Without the pictures, write out all the lines below exactly as they appear.

(Stored data)
──────────

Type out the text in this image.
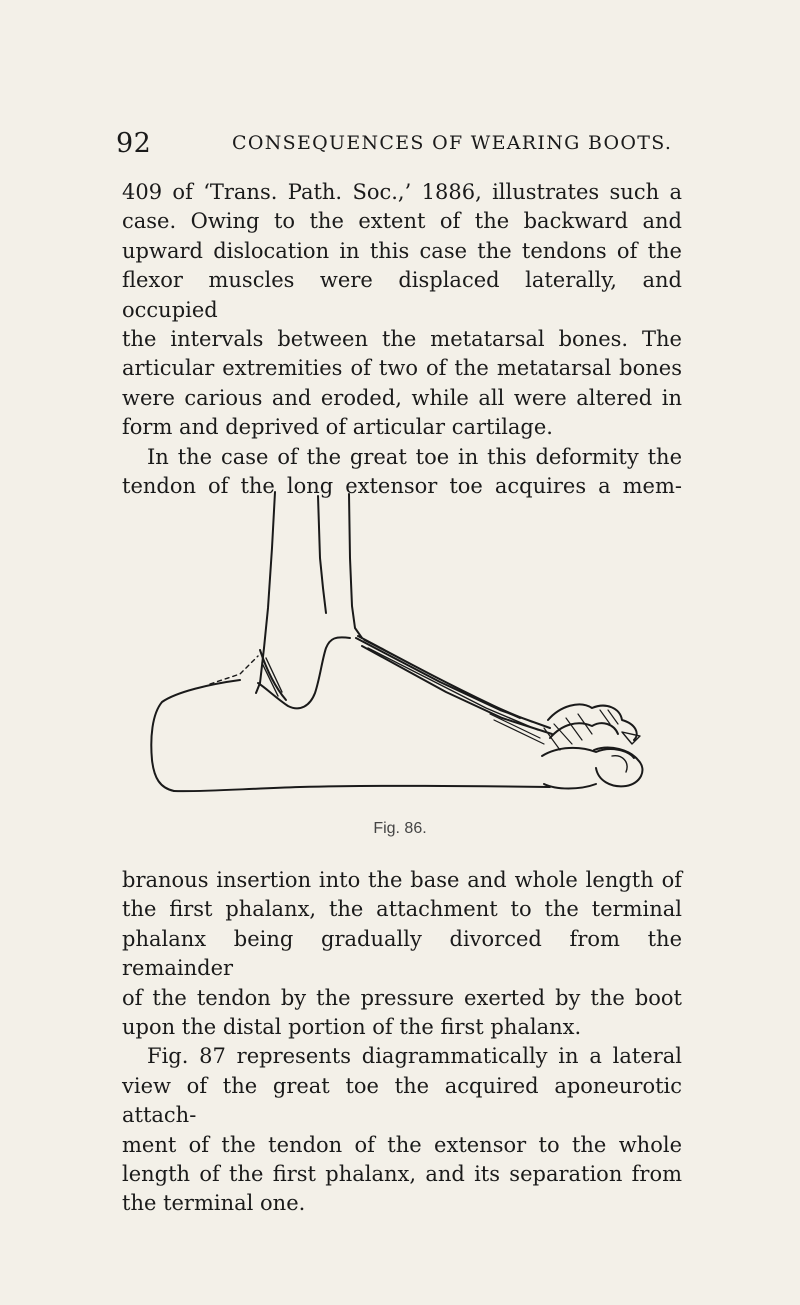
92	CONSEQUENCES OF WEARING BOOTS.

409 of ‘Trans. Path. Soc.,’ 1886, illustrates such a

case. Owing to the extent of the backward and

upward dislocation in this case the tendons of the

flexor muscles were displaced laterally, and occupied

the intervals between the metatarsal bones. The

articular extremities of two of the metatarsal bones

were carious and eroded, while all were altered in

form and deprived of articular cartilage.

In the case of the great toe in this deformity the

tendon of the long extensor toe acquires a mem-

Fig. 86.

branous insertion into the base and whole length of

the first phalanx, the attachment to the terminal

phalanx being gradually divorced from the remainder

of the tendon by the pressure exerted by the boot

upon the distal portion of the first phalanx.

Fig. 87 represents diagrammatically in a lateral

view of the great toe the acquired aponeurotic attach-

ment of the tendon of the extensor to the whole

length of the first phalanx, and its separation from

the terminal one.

──────────

▶ [SOLVED PROBLEM]:
Type out the text in this image.
92	CONSEQUENCES OF WEARING BOOTS.

409 of ‘Trans. Path. Soc.,’ 1886, illustrates such a

case. Owing to the extent of the backward and

upward dislocation in this case the tendons of the

flexor muscles were displaced laterally, and occupied

the intervals between the metatarsal bones. The

articular extremities of two of the metatarsal bones

were carious and eroded, while all were altered in

form and deprived of articular cartilage.

In the case of the great toe in this deformity the

tendon of the long extensor toe acquires a mem-

Fig. 86.

branous insertion into the base and whole length of

the first phalanx, the attachment to the terminal

phalanx being gradually divorced from the remainder

of the tendon by the pressure exerted by the boot

upon the distal portion of the first phalanx.

Fig. 87 represents diagrammatically in a lateral

view of the great toe the acquired aponeurotic attach-

ment of the tendon of the extensor to the whole

length of the first phalanx, and its separation from

the terminal one.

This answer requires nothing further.